• [Required work]: Starting with the line that contains "Enumerate this screenshot's", set down each line through the end of the entries below, exactly and with nothing added.

• [Source data]:
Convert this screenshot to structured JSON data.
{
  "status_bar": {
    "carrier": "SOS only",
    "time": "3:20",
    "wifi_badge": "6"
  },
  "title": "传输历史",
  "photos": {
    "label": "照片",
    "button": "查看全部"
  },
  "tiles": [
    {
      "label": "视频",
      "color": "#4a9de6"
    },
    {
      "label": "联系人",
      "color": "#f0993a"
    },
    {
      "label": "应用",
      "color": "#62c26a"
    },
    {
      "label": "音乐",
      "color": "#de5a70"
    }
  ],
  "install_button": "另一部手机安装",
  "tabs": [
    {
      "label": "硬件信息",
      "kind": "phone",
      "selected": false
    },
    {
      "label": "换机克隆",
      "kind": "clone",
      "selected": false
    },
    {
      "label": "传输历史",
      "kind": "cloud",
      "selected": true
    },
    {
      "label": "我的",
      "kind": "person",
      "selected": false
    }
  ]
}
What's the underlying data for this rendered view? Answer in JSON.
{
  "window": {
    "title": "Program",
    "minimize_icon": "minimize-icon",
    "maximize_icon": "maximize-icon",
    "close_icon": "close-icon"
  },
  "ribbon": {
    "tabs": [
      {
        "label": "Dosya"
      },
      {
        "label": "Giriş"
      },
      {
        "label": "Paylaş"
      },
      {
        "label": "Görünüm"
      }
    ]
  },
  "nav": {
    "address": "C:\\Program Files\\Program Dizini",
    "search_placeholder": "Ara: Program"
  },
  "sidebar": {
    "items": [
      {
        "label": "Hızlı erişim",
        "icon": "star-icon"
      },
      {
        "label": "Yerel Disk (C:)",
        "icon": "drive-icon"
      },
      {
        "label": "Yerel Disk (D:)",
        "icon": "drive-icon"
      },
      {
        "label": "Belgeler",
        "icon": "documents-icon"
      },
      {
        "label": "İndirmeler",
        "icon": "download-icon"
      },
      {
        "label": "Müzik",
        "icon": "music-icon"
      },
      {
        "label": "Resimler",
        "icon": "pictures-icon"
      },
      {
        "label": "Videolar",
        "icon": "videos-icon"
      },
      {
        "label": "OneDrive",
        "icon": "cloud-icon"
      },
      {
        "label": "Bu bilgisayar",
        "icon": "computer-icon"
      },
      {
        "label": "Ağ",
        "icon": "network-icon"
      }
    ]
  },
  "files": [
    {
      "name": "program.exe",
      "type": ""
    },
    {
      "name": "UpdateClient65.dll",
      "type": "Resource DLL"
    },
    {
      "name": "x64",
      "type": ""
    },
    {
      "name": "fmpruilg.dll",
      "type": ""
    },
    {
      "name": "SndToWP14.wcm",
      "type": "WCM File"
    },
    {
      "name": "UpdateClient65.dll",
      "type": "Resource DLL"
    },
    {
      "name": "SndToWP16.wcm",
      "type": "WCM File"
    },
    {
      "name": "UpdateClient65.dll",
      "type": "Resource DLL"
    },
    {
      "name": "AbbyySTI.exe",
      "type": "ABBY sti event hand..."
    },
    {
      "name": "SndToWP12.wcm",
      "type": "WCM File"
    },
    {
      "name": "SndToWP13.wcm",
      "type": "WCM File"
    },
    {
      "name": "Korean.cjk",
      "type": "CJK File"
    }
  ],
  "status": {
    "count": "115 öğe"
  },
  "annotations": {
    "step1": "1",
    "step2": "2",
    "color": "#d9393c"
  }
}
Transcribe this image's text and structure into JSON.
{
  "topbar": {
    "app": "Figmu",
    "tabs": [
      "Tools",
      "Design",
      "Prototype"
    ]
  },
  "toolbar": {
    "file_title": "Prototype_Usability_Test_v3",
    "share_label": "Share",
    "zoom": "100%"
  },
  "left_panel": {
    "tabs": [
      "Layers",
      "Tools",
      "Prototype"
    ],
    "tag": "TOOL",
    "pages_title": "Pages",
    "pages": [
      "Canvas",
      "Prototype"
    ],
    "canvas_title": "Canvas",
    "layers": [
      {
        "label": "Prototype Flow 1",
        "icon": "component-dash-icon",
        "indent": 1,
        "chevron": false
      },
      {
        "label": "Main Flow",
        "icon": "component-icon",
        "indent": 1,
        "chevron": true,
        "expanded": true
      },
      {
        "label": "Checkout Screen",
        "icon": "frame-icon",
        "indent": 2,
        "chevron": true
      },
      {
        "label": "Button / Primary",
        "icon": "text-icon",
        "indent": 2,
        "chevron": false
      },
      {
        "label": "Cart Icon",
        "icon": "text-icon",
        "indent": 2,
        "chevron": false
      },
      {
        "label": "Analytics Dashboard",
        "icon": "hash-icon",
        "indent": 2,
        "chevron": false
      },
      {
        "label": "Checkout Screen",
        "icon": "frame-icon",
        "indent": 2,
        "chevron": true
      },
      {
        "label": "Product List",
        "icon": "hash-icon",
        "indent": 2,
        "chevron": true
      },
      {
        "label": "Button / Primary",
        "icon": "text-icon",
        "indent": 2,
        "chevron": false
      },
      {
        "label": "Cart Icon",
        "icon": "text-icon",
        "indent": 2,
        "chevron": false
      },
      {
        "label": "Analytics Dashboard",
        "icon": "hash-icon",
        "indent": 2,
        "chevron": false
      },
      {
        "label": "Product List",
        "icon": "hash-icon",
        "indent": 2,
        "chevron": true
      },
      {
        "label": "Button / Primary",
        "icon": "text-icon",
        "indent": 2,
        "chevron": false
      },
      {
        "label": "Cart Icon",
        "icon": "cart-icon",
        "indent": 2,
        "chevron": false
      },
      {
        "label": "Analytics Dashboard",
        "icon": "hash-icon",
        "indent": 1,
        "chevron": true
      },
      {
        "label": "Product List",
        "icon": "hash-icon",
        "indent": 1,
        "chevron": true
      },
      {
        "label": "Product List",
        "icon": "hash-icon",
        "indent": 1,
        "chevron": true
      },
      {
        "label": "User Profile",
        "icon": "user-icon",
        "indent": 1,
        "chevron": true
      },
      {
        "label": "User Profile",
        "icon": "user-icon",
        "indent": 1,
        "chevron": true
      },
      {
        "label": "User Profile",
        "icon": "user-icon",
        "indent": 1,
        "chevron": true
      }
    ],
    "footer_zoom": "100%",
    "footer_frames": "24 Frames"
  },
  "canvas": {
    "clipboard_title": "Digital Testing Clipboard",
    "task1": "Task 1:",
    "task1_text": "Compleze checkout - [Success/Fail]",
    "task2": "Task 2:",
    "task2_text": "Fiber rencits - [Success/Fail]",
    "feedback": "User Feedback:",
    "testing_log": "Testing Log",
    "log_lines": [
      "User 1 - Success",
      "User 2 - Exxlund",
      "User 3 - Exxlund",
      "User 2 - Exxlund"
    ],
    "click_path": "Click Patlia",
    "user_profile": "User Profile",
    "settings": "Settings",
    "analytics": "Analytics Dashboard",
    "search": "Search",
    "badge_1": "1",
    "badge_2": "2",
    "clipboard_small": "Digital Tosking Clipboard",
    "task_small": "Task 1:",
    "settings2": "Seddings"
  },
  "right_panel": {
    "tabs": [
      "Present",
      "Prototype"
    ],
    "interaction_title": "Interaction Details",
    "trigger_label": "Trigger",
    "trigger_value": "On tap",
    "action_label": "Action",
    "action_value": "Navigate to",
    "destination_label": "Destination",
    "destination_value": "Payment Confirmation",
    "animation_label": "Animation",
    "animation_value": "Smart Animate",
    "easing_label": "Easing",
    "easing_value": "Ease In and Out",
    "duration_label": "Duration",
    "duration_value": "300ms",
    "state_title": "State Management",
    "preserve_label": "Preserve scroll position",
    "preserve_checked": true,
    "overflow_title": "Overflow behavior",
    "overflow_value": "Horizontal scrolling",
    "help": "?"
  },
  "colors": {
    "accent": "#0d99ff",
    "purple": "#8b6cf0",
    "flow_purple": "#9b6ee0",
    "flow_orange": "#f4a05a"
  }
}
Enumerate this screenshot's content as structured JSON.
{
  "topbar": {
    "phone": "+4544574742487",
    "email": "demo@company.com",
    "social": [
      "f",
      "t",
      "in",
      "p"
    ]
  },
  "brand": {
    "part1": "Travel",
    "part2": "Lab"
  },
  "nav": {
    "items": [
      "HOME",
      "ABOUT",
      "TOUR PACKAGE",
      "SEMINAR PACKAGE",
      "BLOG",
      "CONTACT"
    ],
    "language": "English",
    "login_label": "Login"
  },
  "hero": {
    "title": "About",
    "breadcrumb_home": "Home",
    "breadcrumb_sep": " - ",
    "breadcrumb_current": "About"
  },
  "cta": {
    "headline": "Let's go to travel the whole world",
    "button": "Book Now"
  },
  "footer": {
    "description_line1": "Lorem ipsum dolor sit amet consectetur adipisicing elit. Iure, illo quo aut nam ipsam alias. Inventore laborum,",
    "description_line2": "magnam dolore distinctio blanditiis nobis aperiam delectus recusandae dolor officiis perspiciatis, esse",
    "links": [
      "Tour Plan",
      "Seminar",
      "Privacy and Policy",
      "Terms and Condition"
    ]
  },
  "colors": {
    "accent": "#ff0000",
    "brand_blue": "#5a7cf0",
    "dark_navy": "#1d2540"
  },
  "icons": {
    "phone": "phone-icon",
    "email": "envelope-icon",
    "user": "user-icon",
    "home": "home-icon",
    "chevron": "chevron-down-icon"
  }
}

• [Task solution]:
Enumerate this screenshot's content as structured JSON.
{
  "topbar": {
    "phone": "+4544574742487",
    "email": "demo@company.com",
    "social": [
      "f",
      "t",
      "in",
      "p"
    ]
  },
  "brand": {
    "part1": "Travel",
    "part2": "Lab"
  },
  "nav": {
    "items": [
      "HOME",
      "ABOUT",
      "TOUR PACKAGE",
      "SEMINAR PACKAGE",
      "BLOG",
      "CONTACT"
    ],
    "language": "English",
    "login_label": "Login"
  },
  "hero": {
    "title": "About",
    "breadcrumb_home": "Home",
    "breadcrumb_sep": " - ",
    "breadcrumb_current": "About"
  },
  "cta": {
    "headline": "Let's go to travel the whole world",
    "button": "Book Now"
  },
  "footer": {
    "description_line1": "Lorem ipsum dolor sit amet consectetur adipisicing elit. Iure, illo quo aut nam ipsam alias. Inventore laborum,",
    "description_line2": "magnam dolore distinctio blanditiis nobis aperiam delectus recusandae dolor officiis perspiciatis, esse",
    "links": [
      "Tour Plan",
      "Seminar",
      "Privacy and Policy",
      "Terms and Condition"
    ]
  },
  "colors": {
    "accent": "#ff0000",
    "brand_blue": "#5a7cf0",
    "dark_navy": "#1d2540"
  },
  "icons": {
    "phone": "phone-icon",
    "email": "envelope-icon",
    "user": "user-icon",
    "home": "home-icon",
    "chevron": "chevron-down-icon"
  }
}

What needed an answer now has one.